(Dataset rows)
^^^^^^^^

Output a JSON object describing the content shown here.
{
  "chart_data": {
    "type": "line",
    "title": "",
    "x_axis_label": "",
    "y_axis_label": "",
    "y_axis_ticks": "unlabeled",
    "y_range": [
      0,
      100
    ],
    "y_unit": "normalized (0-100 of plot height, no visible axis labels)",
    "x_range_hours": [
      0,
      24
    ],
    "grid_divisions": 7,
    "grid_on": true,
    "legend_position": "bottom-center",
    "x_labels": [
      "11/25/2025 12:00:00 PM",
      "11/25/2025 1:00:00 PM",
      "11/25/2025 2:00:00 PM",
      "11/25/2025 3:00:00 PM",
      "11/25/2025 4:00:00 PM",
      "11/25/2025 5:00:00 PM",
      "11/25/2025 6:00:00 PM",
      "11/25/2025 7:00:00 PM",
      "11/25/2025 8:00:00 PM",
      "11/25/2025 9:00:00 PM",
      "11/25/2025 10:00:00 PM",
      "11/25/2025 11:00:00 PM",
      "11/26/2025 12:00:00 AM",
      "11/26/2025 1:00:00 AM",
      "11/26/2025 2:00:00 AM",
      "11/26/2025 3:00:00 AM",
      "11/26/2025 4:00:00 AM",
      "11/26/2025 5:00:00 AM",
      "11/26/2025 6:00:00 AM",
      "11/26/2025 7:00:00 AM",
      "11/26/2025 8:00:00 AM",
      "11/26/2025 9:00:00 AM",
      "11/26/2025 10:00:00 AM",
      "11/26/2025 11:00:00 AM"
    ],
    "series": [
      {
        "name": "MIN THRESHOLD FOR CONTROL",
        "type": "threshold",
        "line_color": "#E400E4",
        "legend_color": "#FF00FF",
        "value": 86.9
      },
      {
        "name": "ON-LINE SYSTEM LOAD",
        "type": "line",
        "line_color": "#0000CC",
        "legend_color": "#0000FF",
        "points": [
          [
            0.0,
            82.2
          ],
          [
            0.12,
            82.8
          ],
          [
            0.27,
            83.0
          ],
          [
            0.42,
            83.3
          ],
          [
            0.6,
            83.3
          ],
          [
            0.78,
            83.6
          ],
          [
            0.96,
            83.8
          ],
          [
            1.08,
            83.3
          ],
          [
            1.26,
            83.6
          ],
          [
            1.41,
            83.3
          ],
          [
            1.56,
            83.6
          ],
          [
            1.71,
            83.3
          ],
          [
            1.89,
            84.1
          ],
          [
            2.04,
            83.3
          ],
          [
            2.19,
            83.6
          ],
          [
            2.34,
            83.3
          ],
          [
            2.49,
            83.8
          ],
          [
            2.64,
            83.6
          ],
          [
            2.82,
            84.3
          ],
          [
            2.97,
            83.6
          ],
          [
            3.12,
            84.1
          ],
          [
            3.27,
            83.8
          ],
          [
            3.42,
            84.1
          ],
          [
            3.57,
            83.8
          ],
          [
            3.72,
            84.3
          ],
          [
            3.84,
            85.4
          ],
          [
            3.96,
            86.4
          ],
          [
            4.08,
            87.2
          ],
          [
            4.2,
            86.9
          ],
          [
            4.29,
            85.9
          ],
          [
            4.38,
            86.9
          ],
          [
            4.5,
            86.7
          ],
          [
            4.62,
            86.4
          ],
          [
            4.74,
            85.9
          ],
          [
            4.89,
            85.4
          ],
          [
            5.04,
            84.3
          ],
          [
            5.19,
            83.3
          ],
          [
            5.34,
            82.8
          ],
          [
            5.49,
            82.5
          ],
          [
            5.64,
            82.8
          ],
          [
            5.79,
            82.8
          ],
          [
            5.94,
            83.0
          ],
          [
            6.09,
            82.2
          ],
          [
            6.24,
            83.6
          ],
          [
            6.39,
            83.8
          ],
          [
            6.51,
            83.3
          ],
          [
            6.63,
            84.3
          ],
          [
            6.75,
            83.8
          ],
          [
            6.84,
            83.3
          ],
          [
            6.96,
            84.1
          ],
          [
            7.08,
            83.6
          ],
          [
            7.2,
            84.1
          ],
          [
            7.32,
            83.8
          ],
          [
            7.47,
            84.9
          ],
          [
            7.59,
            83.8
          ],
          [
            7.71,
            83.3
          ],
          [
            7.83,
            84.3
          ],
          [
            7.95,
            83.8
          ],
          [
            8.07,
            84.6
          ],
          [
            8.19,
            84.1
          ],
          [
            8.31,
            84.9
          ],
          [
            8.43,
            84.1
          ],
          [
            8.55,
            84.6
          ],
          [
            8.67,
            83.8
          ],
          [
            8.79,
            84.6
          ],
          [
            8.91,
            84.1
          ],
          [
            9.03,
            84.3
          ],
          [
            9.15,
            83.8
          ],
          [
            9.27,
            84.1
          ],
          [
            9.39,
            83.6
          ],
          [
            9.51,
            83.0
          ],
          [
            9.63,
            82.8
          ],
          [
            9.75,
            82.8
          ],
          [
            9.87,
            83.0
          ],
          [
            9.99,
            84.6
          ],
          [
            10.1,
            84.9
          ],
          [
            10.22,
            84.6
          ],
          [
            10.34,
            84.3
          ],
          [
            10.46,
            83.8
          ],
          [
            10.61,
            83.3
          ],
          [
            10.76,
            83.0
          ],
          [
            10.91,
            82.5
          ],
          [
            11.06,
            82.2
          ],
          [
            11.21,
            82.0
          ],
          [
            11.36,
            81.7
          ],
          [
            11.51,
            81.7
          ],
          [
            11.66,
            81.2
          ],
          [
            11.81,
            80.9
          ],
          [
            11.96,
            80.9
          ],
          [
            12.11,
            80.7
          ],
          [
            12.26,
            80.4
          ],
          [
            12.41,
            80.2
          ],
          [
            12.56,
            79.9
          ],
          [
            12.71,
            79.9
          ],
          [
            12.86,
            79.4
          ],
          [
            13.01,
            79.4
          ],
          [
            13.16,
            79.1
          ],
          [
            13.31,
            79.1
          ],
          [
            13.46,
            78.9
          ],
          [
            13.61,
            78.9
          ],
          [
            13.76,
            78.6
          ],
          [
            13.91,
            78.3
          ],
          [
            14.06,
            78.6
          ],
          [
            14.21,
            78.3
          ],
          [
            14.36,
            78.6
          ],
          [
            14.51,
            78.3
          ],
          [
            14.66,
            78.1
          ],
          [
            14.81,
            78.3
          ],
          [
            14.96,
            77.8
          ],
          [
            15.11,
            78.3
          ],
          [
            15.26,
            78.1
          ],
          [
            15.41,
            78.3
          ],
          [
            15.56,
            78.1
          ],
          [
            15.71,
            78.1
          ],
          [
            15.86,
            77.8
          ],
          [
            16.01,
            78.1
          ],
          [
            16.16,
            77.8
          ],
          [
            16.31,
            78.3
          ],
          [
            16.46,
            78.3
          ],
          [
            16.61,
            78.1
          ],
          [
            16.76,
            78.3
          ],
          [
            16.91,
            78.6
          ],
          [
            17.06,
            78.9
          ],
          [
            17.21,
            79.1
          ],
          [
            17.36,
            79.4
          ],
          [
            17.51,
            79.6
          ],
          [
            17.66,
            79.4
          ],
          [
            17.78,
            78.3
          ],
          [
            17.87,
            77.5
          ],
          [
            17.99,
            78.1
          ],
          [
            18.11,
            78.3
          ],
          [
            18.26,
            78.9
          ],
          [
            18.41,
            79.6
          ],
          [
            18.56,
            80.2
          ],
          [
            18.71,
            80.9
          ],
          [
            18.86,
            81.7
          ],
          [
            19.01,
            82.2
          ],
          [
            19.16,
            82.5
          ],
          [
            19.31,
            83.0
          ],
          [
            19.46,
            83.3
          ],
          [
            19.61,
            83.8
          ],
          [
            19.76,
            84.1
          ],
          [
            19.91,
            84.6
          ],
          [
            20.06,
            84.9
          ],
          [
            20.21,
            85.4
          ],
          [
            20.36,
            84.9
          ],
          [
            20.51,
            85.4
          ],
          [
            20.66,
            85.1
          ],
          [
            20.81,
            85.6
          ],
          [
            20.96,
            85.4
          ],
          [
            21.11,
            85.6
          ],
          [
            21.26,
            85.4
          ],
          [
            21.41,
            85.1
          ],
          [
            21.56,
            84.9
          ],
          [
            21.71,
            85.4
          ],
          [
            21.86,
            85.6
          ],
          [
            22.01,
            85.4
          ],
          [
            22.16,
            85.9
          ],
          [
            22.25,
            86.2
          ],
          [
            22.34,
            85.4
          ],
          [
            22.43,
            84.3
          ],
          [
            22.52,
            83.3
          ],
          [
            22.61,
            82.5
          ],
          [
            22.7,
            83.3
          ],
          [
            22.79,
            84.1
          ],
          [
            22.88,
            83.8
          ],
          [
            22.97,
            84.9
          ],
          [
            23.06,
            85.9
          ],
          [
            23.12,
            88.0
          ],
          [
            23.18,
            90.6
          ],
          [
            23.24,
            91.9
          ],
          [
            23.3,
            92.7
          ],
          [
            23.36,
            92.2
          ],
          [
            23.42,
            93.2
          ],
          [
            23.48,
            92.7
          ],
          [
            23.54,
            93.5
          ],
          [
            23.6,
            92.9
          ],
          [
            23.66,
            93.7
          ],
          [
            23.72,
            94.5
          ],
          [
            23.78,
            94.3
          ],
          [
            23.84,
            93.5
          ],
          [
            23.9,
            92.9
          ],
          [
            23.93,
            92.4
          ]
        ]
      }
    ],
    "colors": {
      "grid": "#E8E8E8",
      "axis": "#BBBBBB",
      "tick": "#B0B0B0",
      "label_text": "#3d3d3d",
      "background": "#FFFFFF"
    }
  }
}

^^^^^^^^

▶ **Aim**
Copy every line of the listing that contains the word "name".

▶ **Written response**
        "name": "MIN THRESHOLD FOR CONTROL",
        "name": "ON-LINE SYSTEM LOAD",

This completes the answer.